Look through the material below. Copy each line that contains the string "path".

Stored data
--------

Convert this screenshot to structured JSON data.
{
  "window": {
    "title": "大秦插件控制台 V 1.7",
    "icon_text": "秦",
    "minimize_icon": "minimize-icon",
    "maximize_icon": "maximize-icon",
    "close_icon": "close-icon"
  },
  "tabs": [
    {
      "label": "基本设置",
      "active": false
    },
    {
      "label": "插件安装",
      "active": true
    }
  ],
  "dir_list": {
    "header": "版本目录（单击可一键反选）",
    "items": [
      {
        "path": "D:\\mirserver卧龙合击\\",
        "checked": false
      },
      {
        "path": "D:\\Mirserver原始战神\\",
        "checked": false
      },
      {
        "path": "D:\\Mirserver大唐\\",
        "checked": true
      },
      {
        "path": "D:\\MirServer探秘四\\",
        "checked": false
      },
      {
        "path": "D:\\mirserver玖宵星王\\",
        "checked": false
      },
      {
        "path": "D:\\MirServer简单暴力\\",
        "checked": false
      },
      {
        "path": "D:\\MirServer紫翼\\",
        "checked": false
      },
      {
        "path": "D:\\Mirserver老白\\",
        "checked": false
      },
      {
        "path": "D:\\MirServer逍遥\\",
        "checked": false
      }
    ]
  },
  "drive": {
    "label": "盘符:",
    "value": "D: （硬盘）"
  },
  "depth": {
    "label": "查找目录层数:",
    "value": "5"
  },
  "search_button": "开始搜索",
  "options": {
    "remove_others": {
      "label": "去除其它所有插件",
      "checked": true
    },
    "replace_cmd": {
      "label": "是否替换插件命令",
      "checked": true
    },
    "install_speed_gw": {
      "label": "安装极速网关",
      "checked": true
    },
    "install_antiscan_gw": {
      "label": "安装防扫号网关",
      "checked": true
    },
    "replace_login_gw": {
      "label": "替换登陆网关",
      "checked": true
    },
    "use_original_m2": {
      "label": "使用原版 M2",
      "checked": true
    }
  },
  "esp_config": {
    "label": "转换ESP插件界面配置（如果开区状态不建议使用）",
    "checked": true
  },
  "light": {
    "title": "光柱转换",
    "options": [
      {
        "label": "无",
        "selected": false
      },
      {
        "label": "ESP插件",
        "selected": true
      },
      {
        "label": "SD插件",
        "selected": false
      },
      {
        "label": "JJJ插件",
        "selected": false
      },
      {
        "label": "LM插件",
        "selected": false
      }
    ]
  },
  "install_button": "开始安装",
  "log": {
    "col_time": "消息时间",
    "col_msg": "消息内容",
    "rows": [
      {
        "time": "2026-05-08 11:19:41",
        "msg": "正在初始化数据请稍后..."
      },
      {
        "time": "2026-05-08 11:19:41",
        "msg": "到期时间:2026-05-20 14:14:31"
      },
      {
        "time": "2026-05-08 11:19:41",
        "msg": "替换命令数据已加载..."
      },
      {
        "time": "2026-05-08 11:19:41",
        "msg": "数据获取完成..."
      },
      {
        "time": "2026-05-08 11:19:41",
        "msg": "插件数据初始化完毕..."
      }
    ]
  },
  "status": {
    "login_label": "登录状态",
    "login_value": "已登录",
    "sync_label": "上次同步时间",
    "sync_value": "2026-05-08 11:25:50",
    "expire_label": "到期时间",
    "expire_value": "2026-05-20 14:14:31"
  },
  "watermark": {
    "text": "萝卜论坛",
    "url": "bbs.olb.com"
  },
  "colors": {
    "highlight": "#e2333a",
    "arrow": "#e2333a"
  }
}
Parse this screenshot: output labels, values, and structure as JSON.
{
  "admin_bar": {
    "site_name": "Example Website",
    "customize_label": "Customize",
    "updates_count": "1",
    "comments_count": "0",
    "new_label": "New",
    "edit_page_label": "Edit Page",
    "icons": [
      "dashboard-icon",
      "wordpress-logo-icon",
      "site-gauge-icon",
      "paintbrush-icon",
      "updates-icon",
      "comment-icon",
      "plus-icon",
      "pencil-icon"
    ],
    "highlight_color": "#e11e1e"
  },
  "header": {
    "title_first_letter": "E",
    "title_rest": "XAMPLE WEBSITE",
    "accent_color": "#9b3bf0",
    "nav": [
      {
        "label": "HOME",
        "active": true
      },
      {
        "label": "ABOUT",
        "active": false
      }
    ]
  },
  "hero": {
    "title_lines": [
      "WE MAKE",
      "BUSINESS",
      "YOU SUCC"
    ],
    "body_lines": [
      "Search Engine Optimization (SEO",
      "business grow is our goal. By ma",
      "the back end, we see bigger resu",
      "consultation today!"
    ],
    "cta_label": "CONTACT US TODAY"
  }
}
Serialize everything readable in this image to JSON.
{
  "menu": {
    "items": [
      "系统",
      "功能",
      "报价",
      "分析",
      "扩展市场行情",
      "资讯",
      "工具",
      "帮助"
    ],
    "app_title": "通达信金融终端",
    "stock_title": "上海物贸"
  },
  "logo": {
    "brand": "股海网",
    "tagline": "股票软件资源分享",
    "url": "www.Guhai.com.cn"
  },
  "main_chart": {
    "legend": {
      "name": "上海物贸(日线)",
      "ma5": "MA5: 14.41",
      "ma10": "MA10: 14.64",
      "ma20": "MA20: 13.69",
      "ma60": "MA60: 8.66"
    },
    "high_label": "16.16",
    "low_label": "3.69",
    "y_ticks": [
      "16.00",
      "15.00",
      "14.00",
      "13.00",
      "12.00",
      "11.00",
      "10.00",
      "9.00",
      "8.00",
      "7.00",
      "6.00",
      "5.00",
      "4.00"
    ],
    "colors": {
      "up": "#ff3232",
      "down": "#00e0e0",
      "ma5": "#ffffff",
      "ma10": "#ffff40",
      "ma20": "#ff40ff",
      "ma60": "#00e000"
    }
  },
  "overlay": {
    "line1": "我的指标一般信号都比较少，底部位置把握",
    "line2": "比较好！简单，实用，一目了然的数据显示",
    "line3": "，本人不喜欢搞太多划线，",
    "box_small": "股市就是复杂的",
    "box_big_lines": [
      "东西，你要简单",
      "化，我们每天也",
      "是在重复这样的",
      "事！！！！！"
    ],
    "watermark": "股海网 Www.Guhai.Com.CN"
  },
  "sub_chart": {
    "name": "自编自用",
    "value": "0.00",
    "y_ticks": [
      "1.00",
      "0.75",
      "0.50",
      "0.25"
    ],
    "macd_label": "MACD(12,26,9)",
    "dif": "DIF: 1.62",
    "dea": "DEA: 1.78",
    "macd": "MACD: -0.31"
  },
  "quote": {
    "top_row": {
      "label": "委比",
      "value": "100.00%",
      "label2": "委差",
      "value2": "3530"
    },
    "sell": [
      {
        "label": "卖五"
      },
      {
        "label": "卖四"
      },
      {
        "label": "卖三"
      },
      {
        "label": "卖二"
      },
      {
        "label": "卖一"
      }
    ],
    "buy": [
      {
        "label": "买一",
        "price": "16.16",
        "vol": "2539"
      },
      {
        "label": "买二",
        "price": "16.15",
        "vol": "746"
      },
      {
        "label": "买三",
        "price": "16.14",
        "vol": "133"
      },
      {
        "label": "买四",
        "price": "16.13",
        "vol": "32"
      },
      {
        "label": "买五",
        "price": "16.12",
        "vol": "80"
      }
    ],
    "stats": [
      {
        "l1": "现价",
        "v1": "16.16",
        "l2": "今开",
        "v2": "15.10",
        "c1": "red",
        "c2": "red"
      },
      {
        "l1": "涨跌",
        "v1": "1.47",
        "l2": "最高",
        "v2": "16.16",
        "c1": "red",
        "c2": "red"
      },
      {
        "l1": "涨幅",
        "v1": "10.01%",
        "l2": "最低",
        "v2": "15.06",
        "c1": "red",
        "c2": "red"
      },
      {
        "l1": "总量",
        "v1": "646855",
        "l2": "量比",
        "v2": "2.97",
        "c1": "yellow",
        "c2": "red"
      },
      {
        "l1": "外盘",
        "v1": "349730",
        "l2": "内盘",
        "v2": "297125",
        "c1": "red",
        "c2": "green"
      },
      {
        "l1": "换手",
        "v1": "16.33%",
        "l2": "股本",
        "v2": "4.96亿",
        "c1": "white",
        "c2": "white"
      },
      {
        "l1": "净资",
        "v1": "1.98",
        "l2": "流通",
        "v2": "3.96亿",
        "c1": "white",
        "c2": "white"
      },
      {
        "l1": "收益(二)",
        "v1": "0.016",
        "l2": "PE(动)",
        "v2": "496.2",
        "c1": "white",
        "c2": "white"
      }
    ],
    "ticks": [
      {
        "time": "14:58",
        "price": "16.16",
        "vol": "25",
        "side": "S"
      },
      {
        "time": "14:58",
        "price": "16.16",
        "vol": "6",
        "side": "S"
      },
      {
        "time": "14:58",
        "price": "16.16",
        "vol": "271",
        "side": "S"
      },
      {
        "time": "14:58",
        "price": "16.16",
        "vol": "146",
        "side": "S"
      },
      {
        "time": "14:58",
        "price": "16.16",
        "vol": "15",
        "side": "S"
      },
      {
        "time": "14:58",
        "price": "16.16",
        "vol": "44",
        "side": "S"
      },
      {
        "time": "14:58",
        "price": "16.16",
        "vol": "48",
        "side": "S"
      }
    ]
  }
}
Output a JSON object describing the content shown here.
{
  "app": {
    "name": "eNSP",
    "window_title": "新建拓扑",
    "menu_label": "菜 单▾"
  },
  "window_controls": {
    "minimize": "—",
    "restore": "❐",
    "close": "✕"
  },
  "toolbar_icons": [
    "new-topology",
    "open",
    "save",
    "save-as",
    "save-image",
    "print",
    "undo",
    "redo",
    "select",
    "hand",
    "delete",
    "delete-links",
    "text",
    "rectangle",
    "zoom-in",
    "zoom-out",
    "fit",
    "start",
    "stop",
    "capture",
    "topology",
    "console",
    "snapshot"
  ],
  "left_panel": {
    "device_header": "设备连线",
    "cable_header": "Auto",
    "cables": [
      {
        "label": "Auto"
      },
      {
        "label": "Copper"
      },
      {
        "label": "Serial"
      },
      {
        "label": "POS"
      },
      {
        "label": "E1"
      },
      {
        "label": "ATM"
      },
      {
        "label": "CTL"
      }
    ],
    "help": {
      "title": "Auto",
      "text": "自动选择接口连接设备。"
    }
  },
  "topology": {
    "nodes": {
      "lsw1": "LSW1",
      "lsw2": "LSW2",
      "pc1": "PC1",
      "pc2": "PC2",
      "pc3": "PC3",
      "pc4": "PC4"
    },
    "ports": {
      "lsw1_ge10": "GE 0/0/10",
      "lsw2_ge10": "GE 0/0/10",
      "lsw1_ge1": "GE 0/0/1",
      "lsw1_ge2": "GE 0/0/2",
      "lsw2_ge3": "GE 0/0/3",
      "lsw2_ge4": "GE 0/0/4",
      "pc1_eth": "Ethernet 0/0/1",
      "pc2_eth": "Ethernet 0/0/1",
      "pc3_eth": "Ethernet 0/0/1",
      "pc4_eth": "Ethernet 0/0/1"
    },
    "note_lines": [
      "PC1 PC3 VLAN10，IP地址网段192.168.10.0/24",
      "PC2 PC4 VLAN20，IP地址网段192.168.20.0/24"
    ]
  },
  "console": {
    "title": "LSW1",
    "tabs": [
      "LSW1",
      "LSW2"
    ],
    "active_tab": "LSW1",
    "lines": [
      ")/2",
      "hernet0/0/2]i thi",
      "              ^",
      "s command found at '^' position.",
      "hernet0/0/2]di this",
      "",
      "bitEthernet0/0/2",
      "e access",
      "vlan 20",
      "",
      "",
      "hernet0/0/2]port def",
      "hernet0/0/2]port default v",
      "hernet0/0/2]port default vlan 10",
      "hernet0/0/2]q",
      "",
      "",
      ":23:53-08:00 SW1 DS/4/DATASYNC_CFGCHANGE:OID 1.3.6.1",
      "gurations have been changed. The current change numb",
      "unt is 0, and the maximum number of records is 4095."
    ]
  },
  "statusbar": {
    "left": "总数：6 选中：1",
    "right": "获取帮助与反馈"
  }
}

--------

:: Correct output ::
        "path": "D:\\mirserver卧龙合击\\",
        "path": "D:\\Mirserver原始战神\\",
        "path": "D:\\Mirserver大唐\\",
        "path": "D:\\MirServer探秘四\\",
        "path": "D:\\mirserver玖宵星王\\",
        "path": "D:\\MirServer简单暴力\\",
        "path": "D:\\MirServer紫翼\\",
        "path": "D:\\Mirserver老白\\",
        "path": "D:\\MirServer逍遥\\",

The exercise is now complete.